--- Start of RECORD EXCERPTS ---
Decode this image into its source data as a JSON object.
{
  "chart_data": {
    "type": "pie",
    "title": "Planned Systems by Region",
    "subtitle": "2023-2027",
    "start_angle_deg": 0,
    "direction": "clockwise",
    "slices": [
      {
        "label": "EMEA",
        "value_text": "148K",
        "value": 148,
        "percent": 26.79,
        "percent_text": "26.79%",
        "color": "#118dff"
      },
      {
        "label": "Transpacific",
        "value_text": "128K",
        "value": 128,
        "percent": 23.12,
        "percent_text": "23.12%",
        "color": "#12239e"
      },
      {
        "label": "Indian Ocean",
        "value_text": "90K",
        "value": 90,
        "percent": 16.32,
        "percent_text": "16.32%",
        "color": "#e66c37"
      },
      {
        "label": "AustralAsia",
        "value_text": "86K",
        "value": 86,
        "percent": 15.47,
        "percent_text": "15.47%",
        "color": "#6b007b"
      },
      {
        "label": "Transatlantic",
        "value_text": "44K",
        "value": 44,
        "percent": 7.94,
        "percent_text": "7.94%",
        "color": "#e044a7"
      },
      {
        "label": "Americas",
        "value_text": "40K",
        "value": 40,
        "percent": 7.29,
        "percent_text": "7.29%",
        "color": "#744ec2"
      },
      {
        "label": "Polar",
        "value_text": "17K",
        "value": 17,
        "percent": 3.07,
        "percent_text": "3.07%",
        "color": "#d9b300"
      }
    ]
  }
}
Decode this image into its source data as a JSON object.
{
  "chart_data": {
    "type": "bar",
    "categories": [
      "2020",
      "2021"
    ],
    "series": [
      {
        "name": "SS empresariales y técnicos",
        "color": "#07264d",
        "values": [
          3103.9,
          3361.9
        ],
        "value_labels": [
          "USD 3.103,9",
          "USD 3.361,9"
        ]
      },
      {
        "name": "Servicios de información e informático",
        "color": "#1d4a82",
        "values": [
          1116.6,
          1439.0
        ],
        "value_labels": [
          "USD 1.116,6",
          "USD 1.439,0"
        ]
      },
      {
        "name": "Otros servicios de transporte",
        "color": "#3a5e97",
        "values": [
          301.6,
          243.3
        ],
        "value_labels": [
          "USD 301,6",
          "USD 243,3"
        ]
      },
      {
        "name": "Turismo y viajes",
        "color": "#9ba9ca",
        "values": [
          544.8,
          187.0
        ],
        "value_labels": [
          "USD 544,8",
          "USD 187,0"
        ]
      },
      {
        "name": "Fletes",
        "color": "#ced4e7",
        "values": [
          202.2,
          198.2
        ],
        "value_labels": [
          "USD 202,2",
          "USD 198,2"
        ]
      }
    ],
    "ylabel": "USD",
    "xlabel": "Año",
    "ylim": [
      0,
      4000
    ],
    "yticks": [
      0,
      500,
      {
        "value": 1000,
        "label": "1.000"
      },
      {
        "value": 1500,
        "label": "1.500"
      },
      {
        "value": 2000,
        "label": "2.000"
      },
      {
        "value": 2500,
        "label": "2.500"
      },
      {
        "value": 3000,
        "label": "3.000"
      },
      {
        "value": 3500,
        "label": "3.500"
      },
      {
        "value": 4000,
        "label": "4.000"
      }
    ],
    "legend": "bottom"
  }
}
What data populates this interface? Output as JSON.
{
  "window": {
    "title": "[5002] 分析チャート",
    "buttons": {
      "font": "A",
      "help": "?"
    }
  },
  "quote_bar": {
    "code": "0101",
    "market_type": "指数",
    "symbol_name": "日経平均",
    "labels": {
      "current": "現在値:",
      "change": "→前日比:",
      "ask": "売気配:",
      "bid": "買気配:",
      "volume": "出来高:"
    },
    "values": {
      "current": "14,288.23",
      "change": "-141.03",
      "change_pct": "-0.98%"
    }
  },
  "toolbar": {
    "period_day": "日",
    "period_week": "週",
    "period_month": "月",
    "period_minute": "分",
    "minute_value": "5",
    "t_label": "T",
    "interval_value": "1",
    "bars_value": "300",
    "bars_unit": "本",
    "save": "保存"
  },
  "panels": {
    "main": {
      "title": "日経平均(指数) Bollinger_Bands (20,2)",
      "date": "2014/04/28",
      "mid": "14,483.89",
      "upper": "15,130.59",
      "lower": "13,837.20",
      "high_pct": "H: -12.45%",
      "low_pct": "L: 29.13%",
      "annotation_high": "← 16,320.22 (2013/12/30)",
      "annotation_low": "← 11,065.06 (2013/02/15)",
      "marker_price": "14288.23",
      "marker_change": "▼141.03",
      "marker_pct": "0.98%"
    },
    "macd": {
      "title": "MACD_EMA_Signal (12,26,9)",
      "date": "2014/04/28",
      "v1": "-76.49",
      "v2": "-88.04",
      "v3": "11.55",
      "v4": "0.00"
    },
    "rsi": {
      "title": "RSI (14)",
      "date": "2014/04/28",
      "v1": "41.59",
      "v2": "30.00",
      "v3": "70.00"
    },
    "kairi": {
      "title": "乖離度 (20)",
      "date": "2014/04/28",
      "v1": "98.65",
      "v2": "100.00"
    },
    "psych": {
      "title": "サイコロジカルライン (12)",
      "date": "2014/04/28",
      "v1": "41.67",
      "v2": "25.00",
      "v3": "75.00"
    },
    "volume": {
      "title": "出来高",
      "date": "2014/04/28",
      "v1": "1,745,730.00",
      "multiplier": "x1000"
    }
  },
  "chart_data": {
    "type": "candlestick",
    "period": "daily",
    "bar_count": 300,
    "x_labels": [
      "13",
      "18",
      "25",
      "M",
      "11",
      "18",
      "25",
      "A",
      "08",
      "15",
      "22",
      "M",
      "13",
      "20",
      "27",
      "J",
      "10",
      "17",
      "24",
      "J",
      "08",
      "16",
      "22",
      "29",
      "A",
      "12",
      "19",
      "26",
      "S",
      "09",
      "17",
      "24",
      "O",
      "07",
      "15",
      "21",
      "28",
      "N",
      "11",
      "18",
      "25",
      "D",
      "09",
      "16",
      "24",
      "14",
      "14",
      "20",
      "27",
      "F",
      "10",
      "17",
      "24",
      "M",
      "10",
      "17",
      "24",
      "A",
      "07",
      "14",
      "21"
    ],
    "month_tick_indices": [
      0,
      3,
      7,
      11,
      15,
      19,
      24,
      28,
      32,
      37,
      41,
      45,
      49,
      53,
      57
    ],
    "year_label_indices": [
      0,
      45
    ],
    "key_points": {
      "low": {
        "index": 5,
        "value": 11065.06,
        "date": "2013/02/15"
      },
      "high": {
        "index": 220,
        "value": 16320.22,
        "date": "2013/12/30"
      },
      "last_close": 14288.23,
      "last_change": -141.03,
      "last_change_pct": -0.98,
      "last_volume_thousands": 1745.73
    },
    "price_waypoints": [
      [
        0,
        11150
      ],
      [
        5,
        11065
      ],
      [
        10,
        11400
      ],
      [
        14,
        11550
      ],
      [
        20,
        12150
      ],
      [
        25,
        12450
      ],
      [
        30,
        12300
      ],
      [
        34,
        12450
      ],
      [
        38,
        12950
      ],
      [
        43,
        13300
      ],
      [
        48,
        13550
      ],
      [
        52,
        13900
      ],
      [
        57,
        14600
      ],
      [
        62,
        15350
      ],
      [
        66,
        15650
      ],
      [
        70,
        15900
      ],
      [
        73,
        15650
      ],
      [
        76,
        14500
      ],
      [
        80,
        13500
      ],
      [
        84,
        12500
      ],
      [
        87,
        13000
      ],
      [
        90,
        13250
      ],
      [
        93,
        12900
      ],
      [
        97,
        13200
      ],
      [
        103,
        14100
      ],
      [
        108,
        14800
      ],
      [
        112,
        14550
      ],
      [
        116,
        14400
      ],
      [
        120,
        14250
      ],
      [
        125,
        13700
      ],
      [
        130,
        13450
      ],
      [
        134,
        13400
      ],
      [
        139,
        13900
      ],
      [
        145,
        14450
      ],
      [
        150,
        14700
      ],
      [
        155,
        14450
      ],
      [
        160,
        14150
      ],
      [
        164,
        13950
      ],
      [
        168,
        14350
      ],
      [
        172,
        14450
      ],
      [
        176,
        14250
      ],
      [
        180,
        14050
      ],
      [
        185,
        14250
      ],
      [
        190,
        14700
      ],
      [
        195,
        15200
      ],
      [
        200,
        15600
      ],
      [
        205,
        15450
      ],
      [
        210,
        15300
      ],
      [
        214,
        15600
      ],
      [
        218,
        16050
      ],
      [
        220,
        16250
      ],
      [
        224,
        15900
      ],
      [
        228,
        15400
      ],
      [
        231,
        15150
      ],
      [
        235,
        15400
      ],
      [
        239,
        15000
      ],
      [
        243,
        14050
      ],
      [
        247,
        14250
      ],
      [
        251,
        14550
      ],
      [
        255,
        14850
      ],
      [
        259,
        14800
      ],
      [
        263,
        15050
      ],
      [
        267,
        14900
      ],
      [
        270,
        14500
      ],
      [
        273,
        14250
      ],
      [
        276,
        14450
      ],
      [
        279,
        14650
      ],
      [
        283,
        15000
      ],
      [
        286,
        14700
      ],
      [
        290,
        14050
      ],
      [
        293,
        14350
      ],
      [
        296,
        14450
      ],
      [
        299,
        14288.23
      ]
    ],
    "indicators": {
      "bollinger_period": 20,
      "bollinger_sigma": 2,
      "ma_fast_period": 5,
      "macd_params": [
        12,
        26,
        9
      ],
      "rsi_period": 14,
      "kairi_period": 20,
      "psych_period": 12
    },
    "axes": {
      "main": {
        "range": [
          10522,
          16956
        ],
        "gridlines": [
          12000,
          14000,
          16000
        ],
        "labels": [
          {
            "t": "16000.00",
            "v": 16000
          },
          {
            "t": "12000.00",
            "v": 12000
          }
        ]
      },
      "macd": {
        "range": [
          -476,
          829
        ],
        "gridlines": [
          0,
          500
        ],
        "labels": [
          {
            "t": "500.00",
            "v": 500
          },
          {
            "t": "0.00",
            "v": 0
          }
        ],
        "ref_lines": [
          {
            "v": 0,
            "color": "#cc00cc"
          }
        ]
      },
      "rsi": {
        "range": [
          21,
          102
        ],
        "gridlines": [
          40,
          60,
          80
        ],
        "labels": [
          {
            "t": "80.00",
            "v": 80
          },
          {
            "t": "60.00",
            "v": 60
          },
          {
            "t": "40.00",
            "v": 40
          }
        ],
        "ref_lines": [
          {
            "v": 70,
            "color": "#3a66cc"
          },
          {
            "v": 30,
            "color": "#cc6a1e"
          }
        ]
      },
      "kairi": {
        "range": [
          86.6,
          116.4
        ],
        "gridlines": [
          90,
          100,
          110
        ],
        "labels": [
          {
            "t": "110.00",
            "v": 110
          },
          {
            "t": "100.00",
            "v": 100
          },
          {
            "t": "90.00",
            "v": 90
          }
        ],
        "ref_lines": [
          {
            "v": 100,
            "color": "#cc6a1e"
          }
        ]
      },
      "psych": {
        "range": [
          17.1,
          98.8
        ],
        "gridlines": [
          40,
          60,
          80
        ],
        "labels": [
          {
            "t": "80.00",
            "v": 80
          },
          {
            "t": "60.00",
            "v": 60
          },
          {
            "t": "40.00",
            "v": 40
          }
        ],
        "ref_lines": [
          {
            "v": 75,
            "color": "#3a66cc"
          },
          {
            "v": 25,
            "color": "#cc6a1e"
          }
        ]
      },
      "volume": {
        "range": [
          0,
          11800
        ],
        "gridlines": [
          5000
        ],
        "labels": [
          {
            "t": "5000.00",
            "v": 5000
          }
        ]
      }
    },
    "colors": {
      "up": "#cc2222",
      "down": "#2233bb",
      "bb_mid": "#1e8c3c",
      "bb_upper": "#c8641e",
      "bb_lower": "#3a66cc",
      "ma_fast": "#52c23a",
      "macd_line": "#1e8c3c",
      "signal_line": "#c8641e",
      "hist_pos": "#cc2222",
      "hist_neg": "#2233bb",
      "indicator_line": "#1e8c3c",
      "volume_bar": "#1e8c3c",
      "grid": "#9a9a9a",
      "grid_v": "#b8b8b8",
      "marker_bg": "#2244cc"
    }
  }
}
--- End of RECORD EXCERPTS ---
#### WRITTEN INSTRUCTION:
Pull every line containing the word "日経平均" out of the entries above.

#### THE COMPLETED TASK:
    "symbol_name": "日経平均",
      "title": "日経平均(指数) Bollinger_Bands (20,2)",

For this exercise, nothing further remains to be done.